[Exercise]:
Give, as a bare number, the count of lines that contain the word "APÓS".

[Exercise material]:
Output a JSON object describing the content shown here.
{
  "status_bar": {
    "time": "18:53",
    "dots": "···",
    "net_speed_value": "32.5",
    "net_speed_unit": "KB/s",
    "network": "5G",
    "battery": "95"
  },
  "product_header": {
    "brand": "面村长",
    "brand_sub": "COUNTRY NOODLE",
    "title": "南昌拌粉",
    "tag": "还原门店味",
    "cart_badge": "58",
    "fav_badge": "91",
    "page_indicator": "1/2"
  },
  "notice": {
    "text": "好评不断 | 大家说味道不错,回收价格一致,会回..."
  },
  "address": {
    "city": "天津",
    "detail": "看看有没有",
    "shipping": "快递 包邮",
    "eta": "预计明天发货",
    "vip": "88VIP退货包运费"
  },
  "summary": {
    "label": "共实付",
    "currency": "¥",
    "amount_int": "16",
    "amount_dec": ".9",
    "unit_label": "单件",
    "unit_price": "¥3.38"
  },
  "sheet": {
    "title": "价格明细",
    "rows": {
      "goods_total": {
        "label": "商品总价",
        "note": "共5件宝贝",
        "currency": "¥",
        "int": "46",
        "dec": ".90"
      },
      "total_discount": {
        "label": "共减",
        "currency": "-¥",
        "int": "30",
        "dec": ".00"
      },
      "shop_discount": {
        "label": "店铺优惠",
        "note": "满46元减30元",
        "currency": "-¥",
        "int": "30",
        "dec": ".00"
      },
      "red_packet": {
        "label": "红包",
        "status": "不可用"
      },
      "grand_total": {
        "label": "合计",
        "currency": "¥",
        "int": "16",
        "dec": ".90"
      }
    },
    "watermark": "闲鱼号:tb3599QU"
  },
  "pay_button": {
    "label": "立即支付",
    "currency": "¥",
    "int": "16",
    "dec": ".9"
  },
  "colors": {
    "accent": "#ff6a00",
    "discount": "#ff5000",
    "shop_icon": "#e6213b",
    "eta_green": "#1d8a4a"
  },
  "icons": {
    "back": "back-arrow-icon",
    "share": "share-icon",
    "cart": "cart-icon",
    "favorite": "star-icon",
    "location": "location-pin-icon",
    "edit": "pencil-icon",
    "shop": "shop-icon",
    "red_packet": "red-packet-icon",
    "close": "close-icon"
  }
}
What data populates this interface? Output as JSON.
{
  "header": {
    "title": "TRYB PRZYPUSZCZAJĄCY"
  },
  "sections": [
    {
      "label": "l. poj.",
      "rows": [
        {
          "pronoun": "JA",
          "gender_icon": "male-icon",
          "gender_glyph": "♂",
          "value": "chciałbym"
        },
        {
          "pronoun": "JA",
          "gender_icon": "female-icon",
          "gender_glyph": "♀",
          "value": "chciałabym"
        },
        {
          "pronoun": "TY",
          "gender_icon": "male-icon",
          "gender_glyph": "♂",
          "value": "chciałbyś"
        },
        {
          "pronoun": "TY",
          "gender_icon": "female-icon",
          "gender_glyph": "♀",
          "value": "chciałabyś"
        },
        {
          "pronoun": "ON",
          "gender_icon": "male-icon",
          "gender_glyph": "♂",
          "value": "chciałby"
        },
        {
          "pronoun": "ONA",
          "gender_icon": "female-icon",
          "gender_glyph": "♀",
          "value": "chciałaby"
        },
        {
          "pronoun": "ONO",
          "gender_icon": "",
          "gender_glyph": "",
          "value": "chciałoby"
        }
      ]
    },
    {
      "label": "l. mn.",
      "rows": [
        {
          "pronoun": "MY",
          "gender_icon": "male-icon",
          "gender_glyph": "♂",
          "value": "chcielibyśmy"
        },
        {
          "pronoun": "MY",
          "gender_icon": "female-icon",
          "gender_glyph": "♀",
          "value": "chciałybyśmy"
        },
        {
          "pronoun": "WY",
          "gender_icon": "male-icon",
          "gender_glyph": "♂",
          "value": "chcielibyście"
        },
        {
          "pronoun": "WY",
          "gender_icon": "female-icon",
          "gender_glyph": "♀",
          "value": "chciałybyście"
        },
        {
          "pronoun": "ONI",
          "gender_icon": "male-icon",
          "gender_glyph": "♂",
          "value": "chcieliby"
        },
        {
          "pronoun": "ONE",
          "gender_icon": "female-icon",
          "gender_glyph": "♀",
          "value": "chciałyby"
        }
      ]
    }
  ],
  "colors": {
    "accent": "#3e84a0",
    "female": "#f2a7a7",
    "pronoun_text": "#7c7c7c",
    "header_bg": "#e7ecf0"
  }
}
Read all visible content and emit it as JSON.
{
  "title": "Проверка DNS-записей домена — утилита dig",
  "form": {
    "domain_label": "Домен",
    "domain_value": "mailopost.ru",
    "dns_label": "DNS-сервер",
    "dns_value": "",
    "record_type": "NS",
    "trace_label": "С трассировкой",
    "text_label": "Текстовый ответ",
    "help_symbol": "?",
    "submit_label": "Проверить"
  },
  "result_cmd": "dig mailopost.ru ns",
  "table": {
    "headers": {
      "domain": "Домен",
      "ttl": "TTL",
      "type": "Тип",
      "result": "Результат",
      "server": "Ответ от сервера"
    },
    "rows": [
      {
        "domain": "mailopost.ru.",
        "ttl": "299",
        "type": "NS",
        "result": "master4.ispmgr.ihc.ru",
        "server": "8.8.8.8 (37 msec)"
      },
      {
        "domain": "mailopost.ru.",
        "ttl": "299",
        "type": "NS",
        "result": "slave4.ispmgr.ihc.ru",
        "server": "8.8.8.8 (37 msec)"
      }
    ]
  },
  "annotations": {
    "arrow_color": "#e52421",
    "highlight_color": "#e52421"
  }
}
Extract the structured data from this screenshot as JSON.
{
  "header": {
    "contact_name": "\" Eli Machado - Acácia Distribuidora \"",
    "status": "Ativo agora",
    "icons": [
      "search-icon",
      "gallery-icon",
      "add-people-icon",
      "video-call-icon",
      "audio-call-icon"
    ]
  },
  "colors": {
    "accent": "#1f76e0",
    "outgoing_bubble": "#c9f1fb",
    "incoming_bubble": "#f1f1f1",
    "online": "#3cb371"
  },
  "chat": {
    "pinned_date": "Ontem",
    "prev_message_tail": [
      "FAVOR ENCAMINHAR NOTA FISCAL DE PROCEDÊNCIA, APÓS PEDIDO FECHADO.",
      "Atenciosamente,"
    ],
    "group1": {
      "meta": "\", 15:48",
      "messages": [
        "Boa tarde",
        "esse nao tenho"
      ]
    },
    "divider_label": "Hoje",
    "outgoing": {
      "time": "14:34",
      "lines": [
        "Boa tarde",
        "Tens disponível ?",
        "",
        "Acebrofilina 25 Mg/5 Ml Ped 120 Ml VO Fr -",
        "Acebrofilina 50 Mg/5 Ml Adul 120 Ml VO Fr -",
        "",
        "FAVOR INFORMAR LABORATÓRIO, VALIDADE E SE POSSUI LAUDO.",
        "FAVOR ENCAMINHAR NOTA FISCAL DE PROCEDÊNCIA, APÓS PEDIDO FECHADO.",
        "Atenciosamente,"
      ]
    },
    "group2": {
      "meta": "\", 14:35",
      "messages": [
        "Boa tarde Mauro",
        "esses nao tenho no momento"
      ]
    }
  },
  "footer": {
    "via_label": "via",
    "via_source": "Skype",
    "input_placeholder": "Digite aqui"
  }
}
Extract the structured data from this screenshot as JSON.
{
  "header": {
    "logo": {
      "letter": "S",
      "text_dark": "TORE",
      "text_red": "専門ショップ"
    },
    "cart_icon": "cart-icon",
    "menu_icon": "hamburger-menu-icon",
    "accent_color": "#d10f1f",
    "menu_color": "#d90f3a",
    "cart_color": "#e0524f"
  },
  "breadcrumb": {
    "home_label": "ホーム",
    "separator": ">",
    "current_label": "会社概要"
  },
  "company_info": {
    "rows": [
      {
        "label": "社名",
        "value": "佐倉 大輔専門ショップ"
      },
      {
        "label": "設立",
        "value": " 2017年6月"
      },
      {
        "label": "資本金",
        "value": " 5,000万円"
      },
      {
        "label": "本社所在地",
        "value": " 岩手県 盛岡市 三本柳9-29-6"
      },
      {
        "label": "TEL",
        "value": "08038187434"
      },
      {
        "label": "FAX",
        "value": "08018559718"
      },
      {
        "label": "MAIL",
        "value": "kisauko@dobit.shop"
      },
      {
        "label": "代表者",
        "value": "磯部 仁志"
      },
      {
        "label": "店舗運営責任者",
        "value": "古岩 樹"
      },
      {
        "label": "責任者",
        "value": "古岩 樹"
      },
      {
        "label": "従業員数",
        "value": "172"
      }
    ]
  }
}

[Answer for the task]:
2